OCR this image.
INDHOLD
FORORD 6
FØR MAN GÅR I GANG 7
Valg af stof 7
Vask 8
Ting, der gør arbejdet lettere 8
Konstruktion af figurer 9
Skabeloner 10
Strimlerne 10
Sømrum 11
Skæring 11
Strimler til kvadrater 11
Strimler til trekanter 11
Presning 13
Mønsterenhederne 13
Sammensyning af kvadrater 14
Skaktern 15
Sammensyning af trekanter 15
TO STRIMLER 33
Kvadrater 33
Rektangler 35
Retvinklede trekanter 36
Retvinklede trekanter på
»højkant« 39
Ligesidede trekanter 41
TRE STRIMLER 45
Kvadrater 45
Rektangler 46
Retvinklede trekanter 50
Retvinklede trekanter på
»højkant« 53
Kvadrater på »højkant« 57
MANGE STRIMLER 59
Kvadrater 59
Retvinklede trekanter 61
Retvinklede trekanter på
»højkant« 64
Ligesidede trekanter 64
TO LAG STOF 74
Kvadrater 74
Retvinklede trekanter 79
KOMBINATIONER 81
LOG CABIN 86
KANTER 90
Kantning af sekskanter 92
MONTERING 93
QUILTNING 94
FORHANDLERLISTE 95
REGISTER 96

###

__Exercise brief__.
Write the material out again in its entirety, exactly as shown.

__Problem solution__.
OCR this image.
INDHOLD
FORORD 6
FØR MAN GÅR I GANG 7
Valg af stof 7
Vask 8
Ting, der gør arbejdet lettere 8
Konstruktion af figurer 9
Skabeloner 10
Strimlerne 10
Sømrum 11
Skæring 11
Strimler til kvadrater 11
Strimler til trekanter 11
Presning 13
Mønsterenhederne 13
Sammensyning af kvadrater 14
Skaktern 15
Sammensyning af trekanter 15
TO STRIMLER 33
Kvadrater 33
Rektangler 35
Retvinklede trekanter 36
Retvinklede trekanter på
»højkant« 39
Ligesidede trekanter 41
TRE STRIMLER 45
Kvadrater 45
Rektangler 46
Retvinklede trekanter 50
Retvinklede trekanter på
»højkant« 53
Kvadrater på »højkant« 57
MANGE STRIMLER 59
Kvadrater 59
Retvinklede trekanter 61
Retvinklede trekanter på
»højkant« 64
Ligesidede trekanter 64
TO LAG STOF 74
Kvadrater 74
Retvinklede trekanter 79
KOMBINATIONER 81
LOG CABIN 86
KANTER 90
Kantning af sekskanter 92
MONTERING 93
QUILTNING 94
FORHANDLERLISTE 95
REGISTER 96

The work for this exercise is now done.